## begin Input material

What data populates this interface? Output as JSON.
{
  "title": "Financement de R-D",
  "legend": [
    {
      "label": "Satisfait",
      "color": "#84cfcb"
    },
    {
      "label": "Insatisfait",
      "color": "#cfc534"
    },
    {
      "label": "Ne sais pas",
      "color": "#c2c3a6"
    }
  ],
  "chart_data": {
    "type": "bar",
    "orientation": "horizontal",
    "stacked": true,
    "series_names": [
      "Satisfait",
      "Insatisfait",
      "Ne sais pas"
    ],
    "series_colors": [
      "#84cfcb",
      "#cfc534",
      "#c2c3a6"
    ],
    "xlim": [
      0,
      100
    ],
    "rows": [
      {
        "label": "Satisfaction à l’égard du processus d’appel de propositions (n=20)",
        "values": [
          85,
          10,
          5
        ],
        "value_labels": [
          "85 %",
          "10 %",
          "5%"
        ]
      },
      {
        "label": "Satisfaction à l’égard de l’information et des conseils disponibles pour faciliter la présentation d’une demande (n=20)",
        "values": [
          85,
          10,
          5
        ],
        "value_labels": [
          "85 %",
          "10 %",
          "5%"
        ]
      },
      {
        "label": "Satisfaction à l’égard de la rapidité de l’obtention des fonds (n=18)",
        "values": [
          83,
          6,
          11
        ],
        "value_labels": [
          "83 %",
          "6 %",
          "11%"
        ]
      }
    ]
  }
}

## end Input material

**Written instruction**
Read the entries and pick out all lines that include the word "Satisfaction".

**Complete output**
        "label": "Satisfaction à l’égard du processus d’appel de propositions (n=20)",
        "label": "Satisfaction à l’égard de l’information et des conseils disponibles pour faciliter la présentation d’une demande (n=20)",
        "label": "Satisfaction à l’égard de la rapidité de l’obtention des fonds (n=18)",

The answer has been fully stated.